## Task directions
In the entries below, how many lines hold the string "delta"? Give only the number.
= = = =
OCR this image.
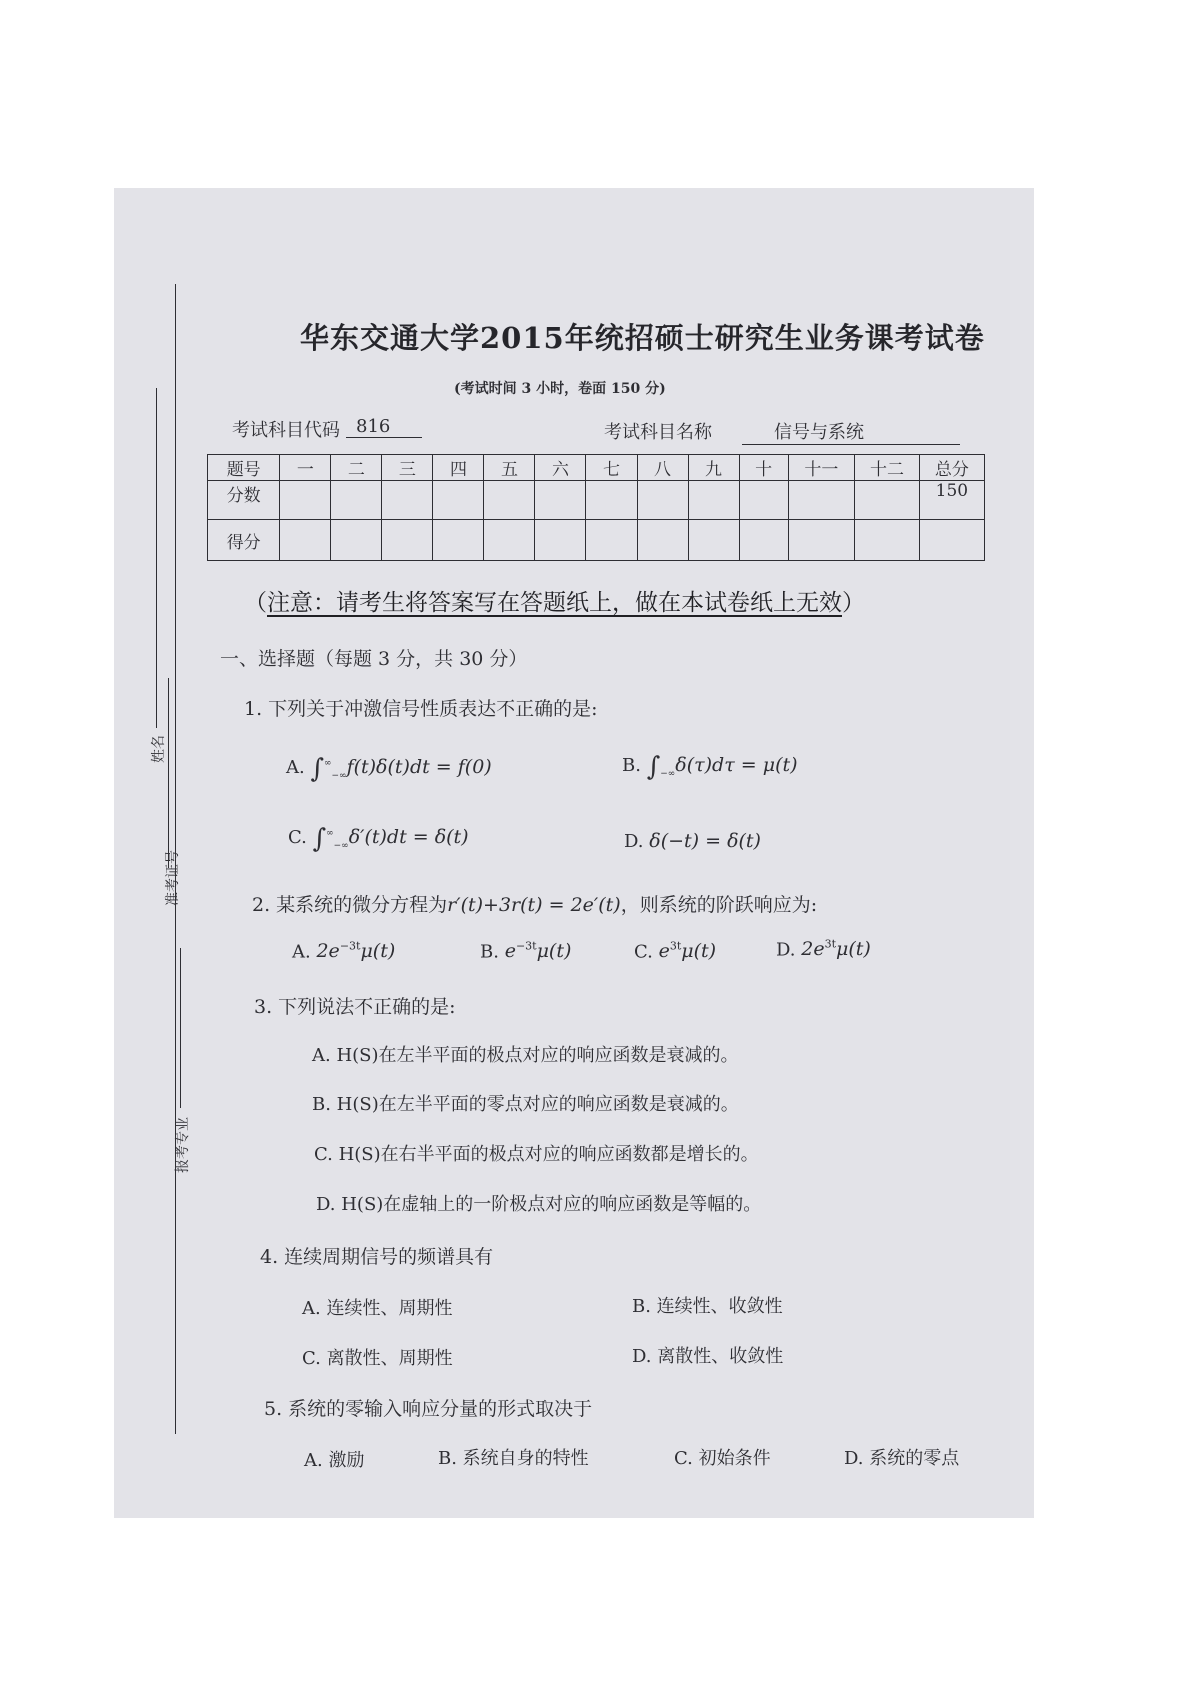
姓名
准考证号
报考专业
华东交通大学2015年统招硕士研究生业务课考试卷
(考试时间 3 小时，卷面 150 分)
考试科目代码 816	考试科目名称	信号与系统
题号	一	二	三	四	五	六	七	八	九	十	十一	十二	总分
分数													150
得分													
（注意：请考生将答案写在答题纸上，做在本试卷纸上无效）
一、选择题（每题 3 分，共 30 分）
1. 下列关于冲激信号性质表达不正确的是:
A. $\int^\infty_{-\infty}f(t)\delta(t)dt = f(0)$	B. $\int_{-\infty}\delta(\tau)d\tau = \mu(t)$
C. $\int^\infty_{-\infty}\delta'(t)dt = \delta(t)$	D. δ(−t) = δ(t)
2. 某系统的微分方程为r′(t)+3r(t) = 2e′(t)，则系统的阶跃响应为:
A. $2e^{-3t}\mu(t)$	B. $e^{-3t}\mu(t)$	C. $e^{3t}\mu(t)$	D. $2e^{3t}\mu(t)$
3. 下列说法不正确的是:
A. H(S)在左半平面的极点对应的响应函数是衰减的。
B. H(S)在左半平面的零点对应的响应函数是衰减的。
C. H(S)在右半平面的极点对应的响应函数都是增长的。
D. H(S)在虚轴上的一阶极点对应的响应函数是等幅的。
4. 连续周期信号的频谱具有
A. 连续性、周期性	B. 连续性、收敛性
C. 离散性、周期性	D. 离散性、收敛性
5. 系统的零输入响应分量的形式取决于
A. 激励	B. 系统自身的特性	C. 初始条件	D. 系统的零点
= = = =
## The output
2